What is needed = Set down the full listing exactly, character for character.

Given data =
▼▼▼
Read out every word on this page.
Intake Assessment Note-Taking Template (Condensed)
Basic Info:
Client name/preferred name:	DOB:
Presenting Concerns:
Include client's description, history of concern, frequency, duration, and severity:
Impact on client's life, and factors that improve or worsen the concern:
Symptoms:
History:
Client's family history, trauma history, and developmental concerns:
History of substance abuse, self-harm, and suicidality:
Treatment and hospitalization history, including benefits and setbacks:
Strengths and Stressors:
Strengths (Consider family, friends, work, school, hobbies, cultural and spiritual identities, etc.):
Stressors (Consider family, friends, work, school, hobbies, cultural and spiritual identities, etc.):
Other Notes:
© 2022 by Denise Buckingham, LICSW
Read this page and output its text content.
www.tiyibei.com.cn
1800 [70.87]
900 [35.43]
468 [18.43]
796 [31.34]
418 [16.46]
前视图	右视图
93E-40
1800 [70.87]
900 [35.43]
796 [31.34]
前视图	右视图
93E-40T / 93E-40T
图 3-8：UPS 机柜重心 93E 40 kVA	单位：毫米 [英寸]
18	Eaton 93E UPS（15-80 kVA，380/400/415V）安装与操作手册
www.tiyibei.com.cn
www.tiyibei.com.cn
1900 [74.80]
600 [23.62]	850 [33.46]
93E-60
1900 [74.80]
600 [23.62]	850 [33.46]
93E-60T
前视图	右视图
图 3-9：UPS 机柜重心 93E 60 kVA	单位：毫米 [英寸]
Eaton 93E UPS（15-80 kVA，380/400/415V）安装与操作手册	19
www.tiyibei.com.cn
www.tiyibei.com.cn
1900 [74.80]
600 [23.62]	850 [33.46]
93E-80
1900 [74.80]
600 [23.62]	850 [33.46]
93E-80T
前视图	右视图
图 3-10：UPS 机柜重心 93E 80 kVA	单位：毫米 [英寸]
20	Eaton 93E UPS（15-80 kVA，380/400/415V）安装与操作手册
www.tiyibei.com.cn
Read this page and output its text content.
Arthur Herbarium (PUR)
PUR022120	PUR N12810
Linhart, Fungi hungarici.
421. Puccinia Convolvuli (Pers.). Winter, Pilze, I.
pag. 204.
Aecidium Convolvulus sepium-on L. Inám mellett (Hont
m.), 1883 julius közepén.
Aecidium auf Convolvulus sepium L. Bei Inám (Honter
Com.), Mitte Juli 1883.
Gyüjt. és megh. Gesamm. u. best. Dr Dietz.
▲▲▲
Result of this task =
Read out every word on this page.
Intake Assessment Note-Taking Template (Condensed)
Basic Info:
Client name/preferred name:	DOB:
Presenting Concerns:
Include client's description, history of concern, frequency, duration, and severity:
Impact on client's life, and factors that improve or worsen the concern:
Symptoms:
History:
Client's family history, trauma history, and developmental concerns:
History of substance abuse, self-harm, and suicidality:
Treatment and hospitalization history, including benefits and setbacks:
Strengths and Stressors:
Strengths (Consider family, friends, work, school, hobbies, cultural and spiritual identities, etc.):
Stressors (Consider family, friends, work, school, hobbies, cultural and spiritual identities, etc.):
Other Notes:
© 2022 by Denise Buckingham, LICSW
Read this page and output its text content.
www.tiyibei.com.cn
1800 [70.87]
900 [35.43]
468 [18.43]
796 [31.34]
418 [16.46]
前视图	右视图
93E-40
1800 [70.87]
900 [35.43]
796 [31.34]
前视图	右视图
93E-40T / 93E-40T
图 3-8：UPS 机柜重心 93E 40 kVA	单位：毫米 [英寸]
18	Eaton 93E UPS（15-80 kVA，380/400/415V）安装与操作手册
www.tiyibei.com.cn
www.tiyibei.com.cn
1900 [74.80]
600 [23.62]	850 [33.46]
93E-60
1900 [74.80]
600 [23.62]	850 [33.46]
93E-60T
前视图	右视图
图 3-9：UPS 机柜重心 93E 60 kVA	单位：毫米 [英寸]
Eaton 93E UPS（15-80 kVA，380/400/415V）安装与操作手册	19
www.tiyibei.com.cn
www.tiyibei.com.cn
1900 [74.80]
600 [23.62]	850 [33.46]
93E-80
1900 [74.80]
600 [23.62]	850 [33.46]
93E-80T
前视图	右视图
图 3-10：UPS 机柜重心 93E 80 kVA	单位：毫米 [英寸]
20	Eaton 93E UPS（15-80 kVA，380/400/415V）安装与操作手册
www.tiyibei.com.cn
Read this page and output its text content.
Arthur Herbarium (PUR)
PUR022120	PUR N12810
Linhart, Fungi hungarici.
421. Puccinia Convolvuli (Pers.). Winter, Pilze, I.
pag. 204.
Aecidium Convolvulus sepium-on L. Inám mellett (Hont
m.), 1883 julius közepén.
Aecidium auf Convolvulus sepium L. Bei Inám (Honter
Com.), Mitte Juli 1883.
Gyüjt. és megh. Gesamm. u. best. Dr Dietz.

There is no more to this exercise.